_Exercise details_.
The exercise asks you to copy every line below in which "values" appears.

** Begin Recorded information **

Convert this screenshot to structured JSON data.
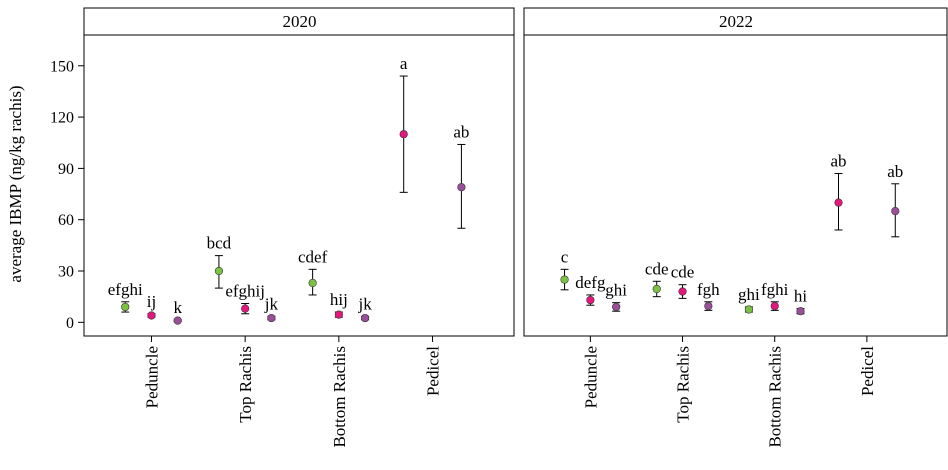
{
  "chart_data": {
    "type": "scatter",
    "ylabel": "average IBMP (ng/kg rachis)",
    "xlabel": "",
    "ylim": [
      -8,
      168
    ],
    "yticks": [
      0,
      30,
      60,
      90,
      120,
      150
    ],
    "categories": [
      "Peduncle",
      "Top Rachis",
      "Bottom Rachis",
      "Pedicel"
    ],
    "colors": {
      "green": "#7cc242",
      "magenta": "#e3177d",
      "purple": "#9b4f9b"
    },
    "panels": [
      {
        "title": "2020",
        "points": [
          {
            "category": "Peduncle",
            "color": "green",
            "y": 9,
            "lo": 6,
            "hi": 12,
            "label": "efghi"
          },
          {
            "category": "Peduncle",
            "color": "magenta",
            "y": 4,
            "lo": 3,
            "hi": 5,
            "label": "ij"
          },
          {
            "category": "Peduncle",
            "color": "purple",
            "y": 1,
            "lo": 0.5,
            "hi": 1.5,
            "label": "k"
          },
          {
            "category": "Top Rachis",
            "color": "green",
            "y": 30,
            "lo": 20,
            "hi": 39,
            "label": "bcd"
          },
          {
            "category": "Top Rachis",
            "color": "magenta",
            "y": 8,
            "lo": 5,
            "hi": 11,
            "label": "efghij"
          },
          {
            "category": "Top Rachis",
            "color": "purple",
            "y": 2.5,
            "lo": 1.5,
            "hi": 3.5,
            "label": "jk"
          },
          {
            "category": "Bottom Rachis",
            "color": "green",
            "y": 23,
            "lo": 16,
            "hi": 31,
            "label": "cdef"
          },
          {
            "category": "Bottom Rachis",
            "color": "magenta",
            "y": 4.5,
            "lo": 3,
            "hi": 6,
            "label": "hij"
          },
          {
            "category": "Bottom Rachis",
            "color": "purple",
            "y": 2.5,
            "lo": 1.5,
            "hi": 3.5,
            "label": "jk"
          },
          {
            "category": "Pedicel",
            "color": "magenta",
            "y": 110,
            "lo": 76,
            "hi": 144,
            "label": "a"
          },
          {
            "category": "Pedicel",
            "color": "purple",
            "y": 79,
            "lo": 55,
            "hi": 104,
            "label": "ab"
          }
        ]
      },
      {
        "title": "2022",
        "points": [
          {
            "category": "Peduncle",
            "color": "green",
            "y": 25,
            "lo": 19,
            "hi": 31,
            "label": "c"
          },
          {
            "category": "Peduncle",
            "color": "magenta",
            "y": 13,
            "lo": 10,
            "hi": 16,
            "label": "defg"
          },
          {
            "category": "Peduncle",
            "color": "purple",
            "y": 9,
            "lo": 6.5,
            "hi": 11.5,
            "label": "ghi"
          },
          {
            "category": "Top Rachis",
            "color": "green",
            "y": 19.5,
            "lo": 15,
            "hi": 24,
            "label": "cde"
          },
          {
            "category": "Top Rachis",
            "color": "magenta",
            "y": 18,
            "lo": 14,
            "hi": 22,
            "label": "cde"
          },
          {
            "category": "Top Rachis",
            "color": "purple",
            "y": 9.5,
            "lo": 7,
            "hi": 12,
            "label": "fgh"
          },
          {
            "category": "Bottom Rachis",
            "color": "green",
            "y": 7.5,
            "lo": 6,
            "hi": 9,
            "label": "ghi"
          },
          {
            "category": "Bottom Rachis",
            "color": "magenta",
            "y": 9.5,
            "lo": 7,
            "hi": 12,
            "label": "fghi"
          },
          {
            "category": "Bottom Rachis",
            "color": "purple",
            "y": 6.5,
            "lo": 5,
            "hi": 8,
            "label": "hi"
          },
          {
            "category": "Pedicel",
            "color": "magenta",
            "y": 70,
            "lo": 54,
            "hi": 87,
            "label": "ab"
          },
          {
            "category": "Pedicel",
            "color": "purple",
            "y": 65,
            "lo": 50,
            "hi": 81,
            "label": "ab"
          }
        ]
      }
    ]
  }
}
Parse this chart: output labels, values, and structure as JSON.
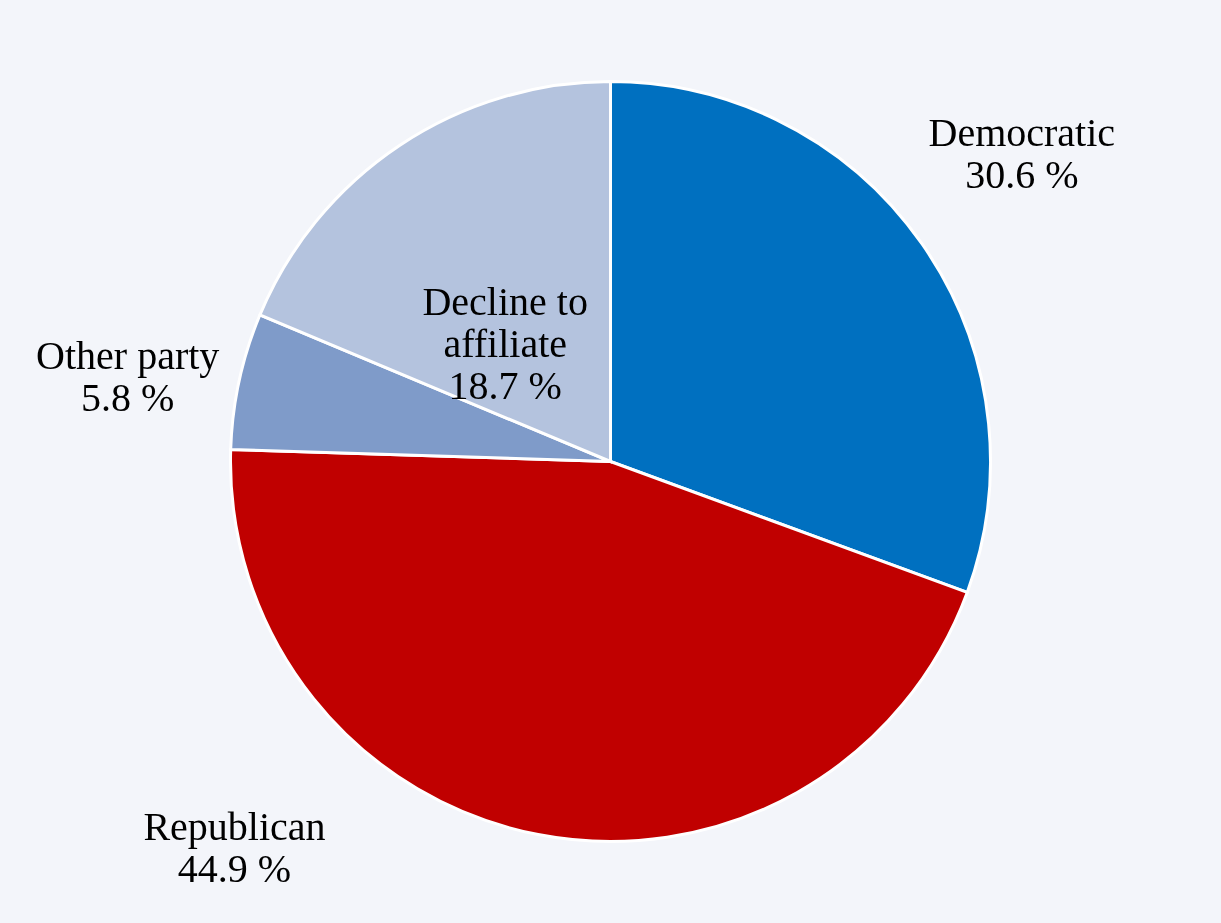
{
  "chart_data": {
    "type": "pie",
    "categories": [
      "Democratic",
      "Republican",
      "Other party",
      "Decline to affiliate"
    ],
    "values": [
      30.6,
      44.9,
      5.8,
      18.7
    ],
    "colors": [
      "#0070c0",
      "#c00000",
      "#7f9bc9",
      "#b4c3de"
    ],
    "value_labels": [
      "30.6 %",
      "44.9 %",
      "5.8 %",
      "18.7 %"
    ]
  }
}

** End Recorded information **
** Begin Recorded information **

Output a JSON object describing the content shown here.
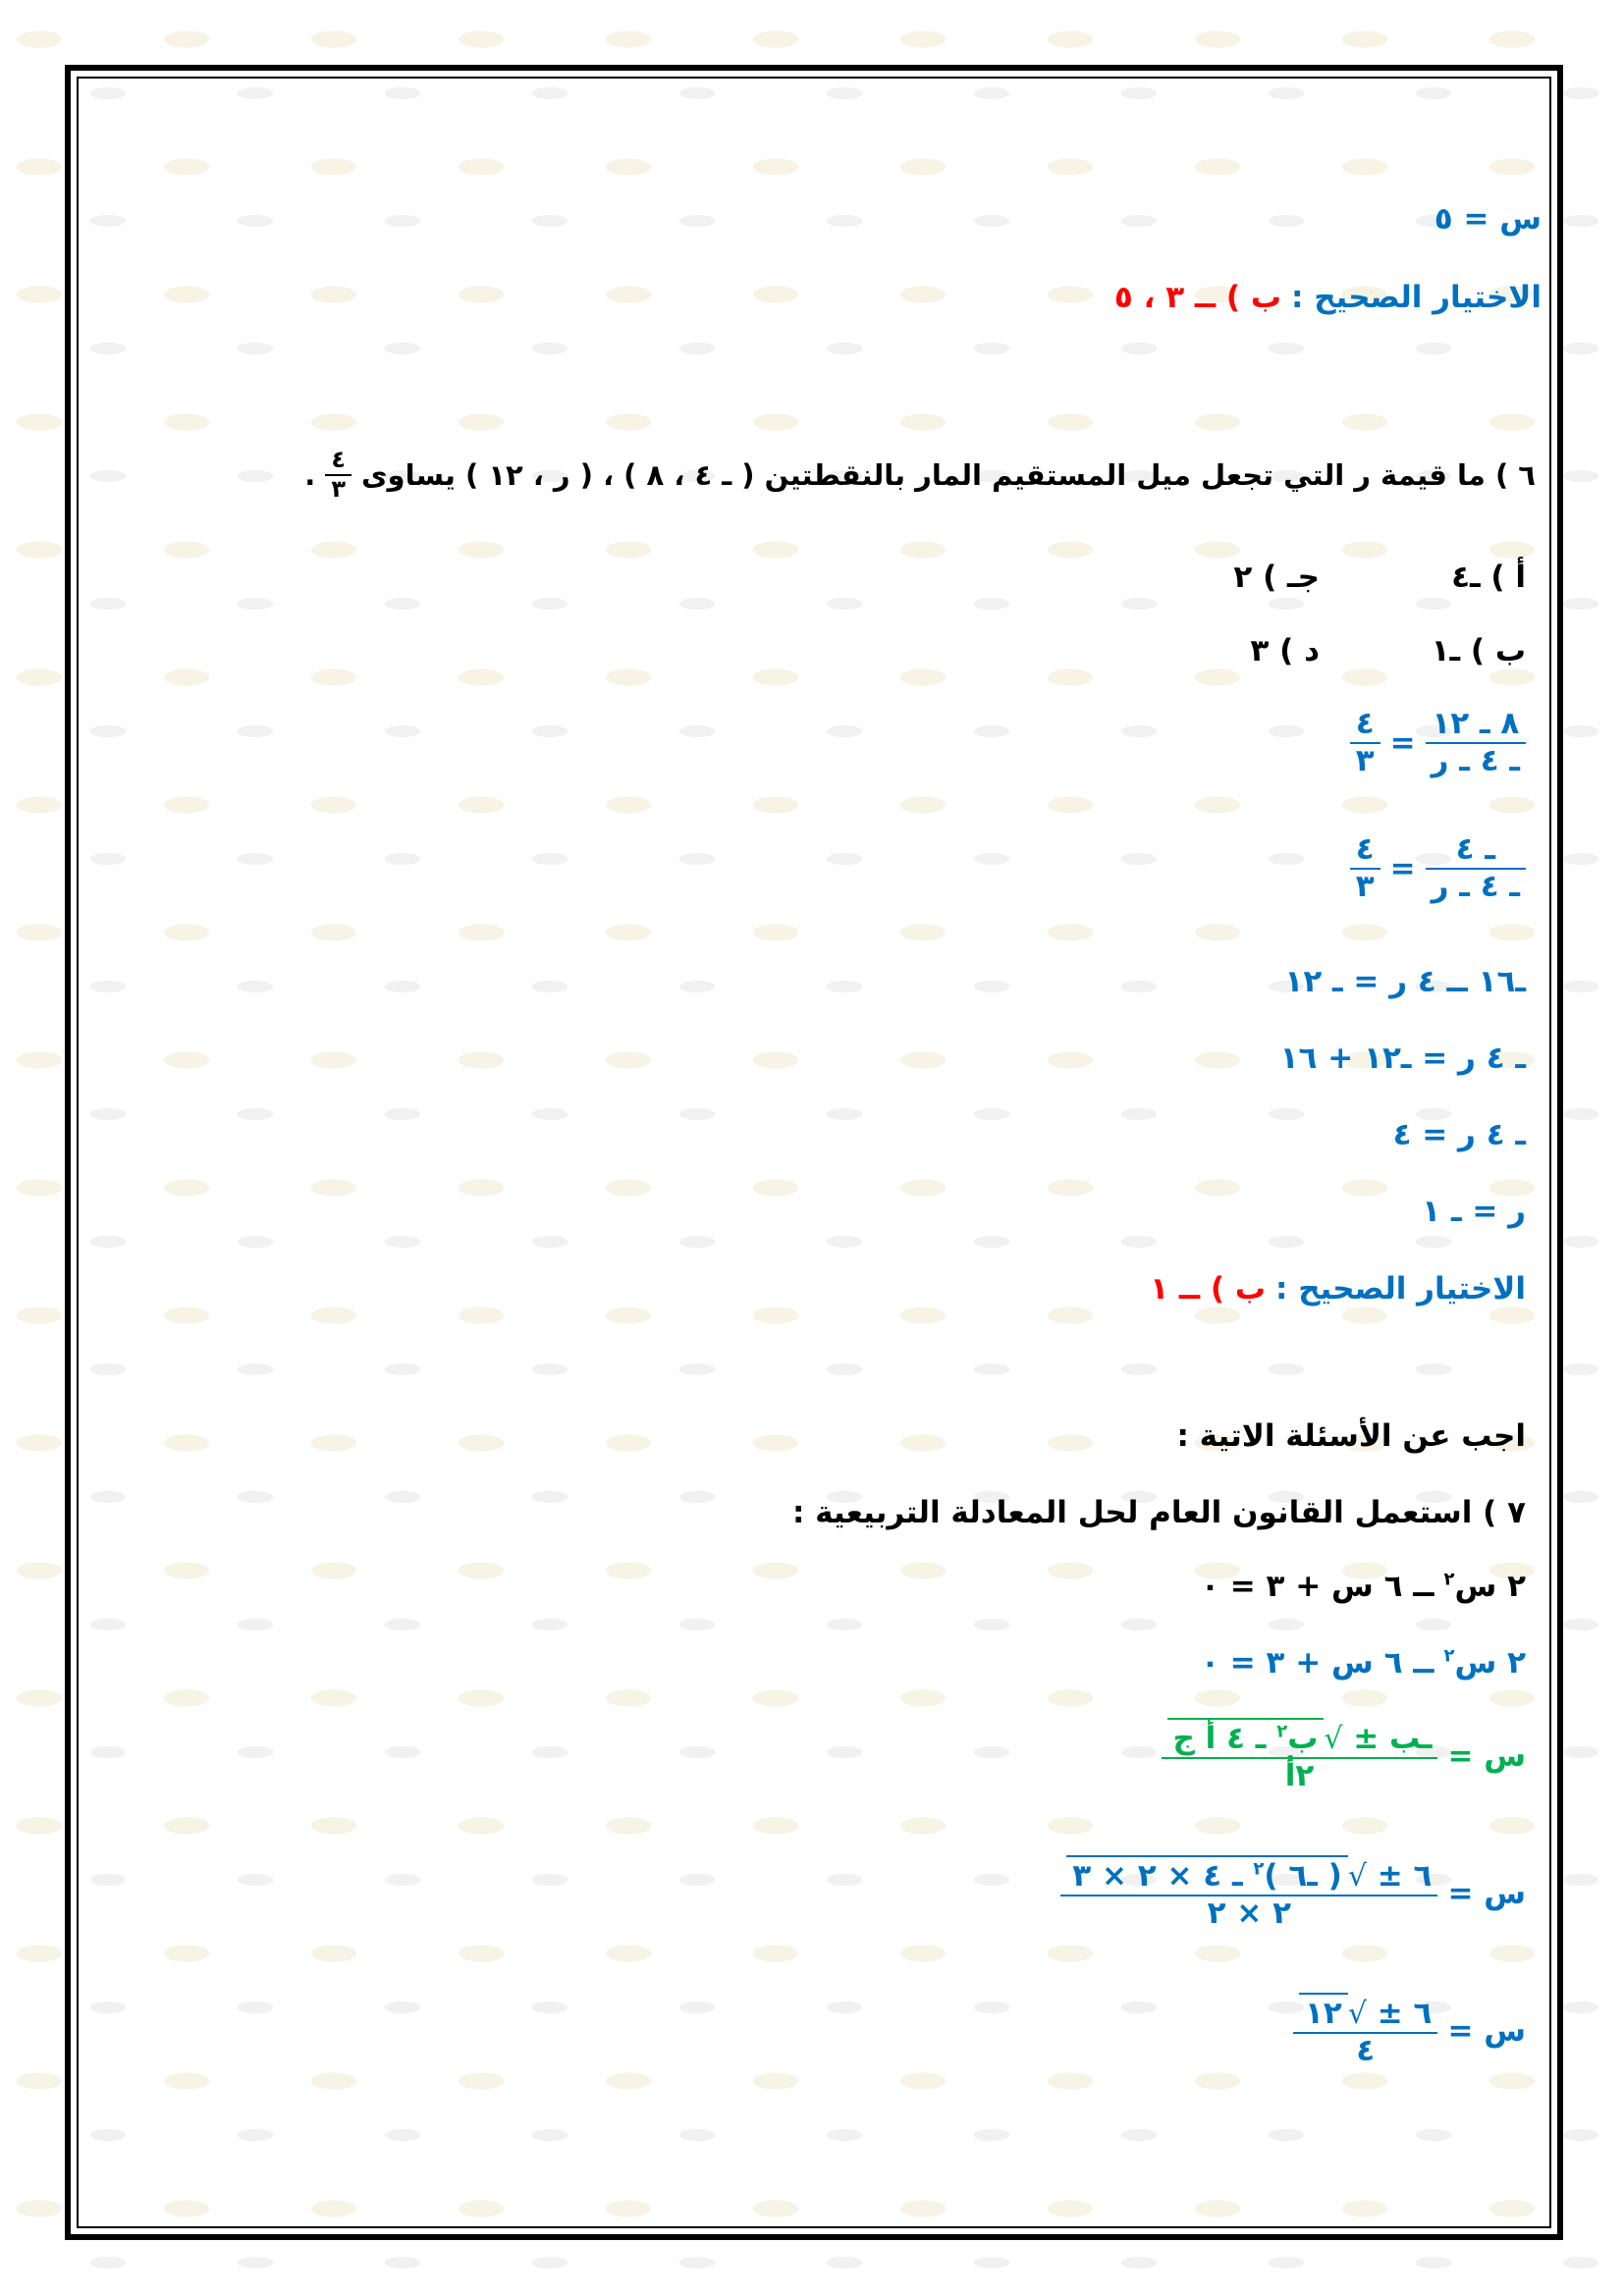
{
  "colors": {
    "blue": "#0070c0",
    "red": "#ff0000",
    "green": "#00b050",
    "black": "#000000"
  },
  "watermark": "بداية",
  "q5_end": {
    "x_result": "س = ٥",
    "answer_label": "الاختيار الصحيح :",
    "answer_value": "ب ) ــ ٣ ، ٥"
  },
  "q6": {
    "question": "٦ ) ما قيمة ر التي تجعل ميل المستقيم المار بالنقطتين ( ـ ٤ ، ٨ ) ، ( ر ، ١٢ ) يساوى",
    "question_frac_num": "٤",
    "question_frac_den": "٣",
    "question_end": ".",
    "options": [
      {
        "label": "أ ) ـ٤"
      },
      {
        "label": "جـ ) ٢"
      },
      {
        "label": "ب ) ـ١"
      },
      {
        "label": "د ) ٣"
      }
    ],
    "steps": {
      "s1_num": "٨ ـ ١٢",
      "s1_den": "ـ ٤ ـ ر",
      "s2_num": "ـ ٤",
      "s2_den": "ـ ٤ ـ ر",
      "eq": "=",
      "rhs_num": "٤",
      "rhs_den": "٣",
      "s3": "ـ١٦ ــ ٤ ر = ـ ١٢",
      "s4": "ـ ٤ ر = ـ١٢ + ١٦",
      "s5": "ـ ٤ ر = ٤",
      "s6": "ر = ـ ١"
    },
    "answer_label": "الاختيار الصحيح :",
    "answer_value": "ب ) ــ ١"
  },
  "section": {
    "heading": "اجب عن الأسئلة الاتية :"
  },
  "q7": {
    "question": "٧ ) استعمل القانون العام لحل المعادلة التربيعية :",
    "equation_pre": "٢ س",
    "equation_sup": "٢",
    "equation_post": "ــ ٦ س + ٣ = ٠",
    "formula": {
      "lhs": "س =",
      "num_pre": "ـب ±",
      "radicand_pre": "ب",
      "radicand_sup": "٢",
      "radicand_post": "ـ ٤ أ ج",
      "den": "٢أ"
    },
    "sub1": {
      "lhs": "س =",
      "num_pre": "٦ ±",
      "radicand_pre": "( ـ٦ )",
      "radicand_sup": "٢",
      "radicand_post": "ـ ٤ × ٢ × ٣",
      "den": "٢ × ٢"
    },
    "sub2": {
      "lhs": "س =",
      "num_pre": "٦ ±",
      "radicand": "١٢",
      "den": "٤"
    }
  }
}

** End Recorded information **

_Final result_.
Parse this chart: output labels, values, and structure as JSON.
    "values": [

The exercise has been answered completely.